## START Task data
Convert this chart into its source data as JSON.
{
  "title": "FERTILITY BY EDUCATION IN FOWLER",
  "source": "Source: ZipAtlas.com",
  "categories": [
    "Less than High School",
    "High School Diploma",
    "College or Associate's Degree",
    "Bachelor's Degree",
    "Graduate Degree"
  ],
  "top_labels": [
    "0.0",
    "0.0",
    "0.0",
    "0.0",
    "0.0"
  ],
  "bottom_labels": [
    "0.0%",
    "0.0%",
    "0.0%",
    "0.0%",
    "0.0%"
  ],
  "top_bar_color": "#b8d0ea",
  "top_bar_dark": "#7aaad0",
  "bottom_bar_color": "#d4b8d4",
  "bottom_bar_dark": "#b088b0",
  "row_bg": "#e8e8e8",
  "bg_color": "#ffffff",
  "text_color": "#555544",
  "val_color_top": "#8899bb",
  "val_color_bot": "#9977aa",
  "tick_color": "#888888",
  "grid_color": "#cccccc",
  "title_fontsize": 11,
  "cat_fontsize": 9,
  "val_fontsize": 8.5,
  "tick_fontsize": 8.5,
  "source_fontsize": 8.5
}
## END Task data
## START Task data
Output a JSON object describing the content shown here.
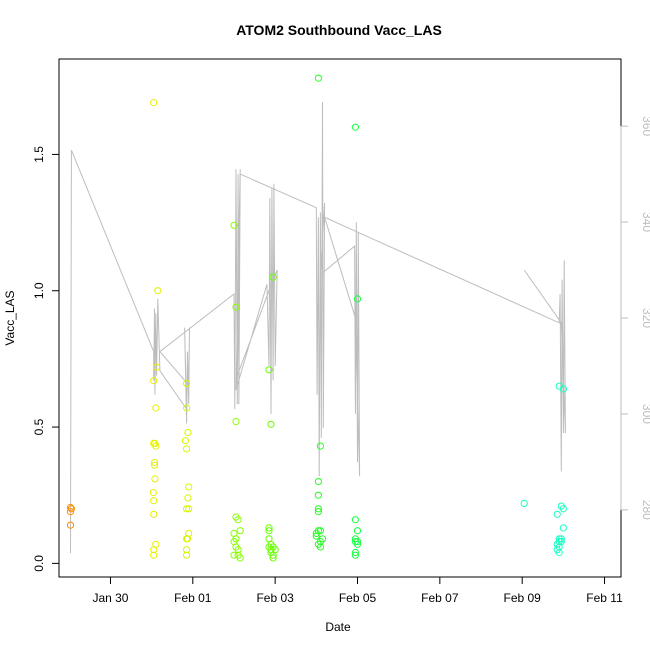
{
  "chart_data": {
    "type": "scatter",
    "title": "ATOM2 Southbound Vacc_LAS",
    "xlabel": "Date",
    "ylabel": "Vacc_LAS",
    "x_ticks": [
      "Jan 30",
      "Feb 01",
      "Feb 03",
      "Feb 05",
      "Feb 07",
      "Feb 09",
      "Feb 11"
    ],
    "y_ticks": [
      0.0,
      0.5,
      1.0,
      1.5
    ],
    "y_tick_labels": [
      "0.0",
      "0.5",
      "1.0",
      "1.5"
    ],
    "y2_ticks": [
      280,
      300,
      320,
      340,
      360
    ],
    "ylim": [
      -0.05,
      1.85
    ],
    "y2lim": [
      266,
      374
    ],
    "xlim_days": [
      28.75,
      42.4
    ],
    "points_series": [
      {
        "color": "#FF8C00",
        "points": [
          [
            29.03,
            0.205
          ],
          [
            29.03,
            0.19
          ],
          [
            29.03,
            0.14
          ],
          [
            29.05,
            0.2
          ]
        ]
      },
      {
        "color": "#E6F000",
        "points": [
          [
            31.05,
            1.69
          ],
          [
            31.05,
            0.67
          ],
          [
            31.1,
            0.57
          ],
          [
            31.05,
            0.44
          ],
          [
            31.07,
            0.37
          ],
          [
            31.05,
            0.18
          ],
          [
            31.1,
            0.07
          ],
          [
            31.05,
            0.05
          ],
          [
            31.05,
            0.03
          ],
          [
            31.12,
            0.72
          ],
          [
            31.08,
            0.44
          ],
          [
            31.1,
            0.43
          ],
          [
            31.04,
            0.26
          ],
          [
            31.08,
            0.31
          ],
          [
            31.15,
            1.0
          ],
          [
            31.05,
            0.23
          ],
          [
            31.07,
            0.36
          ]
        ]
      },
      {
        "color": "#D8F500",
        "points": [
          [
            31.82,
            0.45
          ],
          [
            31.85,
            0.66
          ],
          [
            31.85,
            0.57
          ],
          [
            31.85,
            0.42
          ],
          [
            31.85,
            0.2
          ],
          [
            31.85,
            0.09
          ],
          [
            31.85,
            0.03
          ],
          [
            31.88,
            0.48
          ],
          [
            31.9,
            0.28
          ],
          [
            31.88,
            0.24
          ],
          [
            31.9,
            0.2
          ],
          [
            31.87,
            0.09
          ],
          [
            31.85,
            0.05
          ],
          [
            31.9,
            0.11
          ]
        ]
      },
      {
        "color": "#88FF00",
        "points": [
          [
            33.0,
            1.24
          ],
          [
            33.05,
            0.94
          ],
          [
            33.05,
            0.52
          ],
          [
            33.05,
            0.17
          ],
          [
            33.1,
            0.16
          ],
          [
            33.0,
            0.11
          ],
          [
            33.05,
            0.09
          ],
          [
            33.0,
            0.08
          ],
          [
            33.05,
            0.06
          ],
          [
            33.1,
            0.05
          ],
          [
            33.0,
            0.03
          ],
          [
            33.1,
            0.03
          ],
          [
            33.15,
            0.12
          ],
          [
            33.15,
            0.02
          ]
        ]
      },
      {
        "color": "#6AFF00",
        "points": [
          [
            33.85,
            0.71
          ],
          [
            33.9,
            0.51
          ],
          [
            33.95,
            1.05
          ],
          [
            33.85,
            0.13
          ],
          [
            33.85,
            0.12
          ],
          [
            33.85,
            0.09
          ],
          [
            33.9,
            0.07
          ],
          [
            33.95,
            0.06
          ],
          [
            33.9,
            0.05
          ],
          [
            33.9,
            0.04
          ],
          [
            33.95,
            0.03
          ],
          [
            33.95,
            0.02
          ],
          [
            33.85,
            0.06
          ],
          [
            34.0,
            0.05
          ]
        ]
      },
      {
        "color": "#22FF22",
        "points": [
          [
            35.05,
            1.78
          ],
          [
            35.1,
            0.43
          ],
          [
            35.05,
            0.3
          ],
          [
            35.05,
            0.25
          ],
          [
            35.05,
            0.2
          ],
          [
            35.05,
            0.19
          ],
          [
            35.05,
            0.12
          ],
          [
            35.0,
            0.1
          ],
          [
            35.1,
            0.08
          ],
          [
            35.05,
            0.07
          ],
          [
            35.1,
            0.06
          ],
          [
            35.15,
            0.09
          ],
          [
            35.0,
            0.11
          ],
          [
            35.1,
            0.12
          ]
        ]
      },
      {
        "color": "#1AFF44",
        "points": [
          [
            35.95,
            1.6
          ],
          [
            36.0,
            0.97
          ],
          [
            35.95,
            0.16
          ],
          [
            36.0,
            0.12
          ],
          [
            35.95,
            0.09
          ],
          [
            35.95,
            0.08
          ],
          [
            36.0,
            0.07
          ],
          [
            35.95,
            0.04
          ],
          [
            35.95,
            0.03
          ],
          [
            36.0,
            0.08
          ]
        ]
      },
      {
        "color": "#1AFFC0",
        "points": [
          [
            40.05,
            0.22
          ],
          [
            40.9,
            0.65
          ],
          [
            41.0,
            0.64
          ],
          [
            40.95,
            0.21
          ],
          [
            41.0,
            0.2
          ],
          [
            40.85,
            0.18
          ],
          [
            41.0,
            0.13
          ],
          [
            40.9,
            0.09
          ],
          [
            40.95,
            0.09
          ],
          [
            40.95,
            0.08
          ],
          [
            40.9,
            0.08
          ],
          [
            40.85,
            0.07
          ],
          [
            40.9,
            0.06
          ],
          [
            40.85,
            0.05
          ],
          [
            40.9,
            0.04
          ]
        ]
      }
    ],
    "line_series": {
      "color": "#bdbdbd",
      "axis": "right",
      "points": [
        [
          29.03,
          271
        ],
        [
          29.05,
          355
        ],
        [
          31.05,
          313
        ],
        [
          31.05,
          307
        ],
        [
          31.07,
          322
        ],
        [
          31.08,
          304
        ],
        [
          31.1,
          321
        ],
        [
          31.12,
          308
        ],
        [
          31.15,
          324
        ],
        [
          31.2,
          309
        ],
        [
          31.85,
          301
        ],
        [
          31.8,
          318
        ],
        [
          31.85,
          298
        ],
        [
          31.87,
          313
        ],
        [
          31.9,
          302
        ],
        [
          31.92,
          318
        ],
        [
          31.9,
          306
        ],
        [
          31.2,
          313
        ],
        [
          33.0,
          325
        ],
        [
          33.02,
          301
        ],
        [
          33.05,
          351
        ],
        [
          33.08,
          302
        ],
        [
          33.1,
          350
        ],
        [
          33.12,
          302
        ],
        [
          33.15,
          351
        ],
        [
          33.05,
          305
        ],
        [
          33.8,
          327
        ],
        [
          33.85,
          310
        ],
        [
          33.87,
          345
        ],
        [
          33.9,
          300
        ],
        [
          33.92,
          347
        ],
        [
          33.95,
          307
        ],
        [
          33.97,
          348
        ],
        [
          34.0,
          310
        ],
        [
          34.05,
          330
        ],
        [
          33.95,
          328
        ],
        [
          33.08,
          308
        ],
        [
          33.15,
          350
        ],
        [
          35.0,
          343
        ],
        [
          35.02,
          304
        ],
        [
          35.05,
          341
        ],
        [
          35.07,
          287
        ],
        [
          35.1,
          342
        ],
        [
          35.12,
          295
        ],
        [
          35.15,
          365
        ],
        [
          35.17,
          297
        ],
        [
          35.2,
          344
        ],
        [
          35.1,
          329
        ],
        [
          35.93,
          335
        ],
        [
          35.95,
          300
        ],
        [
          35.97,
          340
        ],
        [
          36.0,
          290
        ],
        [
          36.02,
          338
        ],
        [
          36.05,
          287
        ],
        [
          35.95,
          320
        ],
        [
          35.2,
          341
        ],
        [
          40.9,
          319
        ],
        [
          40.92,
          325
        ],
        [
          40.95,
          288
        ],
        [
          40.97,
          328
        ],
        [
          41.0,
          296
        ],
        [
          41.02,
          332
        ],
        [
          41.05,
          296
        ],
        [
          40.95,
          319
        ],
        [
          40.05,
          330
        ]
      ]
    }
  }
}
## END Task data
Problem requirements: Gather each line of the listing that holds the string "Degree".

Result of this task:
    "College or Associate's Degree",
    "Bachelor's Degree",
    "Graduate Degree"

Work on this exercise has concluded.